§ **EXERCISE DESCRIPTION**
Repeat, exactly and completely, the entries shown underneath.

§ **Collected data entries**
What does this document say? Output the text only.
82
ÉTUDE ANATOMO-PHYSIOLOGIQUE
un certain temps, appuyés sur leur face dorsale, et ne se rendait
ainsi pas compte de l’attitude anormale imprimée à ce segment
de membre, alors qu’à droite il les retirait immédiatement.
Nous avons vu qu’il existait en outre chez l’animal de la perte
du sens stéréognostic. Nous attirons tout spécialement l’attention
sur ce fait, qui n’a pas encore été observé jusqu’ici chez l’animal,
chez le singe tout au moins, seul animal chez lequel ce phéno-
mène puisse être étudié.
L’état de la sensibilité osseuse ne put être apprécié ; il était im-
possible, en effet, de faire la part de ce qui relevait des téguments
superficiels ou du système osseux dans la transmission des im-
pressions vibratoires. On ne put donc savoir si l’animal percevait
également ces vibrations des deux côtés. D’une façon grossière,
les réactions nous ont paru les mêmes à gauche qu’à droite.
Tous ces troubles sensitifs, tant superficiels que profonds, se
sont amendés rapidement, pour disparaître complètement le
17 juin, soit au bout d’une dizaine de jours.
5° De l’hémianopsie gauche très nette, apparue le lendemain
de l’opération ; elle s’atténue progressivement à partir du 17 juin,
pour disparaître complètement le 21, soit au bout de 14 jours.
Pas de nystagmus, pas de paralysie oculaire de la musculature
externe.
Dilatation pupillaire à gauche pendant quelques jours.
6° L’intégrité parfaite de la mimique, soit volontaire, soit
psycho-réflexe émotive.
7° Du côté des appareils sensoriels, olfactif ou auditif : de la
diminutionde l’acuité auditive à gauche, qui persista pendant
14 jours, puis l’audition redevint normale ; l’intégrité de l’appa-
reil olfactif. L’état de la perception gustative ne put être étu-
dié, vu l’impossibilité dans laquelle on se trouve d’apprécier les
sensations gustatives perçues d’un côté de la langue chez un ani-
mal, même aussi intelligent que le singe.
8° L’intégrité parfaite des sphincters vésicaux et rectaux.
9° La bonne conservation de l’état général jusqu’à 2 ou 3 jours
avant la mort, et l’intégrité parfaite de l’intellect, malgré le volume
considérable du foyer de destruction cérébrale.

§ **ANSWER BELOW**
What does this document say? Output the text only.
82
ÉTUDE ANATOMO-PHYSIOLOGIQUE
un certain temps, appuyés sur leur face dorsale, et ne se rendait
ainsi pas compte de l’attitude anormale imprimée à ce segment
de membre, alors qu’à droite il les retirait immédiatement.
Nous avons vu qu’il existait en outre chez l’animal de la perte
du sens stéréognostic. Nous attirons tout spécialement l’attention
sur ce fait, qui n’a pas encore été observé jusqu’ici chez l’animal,
chez le singe tout au moins, seul animal chez lequel ce phéno-
mène puisse être étudié.
L’état de la sensibilité osseuse ne put être apprécié ; il était im-
possible, en effet, de faire la part de ce qui relevait des téguments
superficiels ou du système osseux dans la transmission des im-
pressions vibratoires. On ne put donc savoir si l’animal percevait
également ces vibrations des deux côtés. D’une façon grossière,
les réactions nous ont paru les mêmes à gauche qu’à droite.
Tous ces troubles sensitifs, tant superficiels que profonds, se
sont amendés rapidement, pour disparaître complètement le
17 juin, soit au bout d’une dizaine de jours.
5° De l’hémianopsie gauche très nette, apparue le lendemain
de l’opération ; elle s’atténue progressivement à partir du 17 juin,
pour disparaître complètement le 21, soit au bout de 14 jours.
Pas de nystagmus, pas de paralysie oculaire de la musculature
externe.
Dilatation pupillaire à gauche pendant quelques jours.
6° L’intégrité parfaite de la mimique, soit volontaire, soit
psycho-réflexe émotive.
7° Du côté des appareils sensoriels, olfactif ou auditif : de la
diminutionde l’acuité auditive à gauche, qui persista pendant
14 jours, puis l’audition redevint normale ; l’intégrité de l’appa-
reil olfactif. L’état de la perception gustative ne put être étu-
dié, vu l’impossibilité dans laquelle on se trouve d’apprécier les
sensations gustatives perçues d’un côté de la langue chez un ani-
mal, même aussi intelligent que le singe.
8° L’intégrité parfaite des sphincters vésicaux et rectaux.
9° La bonne conservation de l’état général jusqu’à 2 ou 3 jours
avant la mort, et l’intégrité parfaite de l’intellect, malgré le volume
considérable du foyer de destruction cérébrale.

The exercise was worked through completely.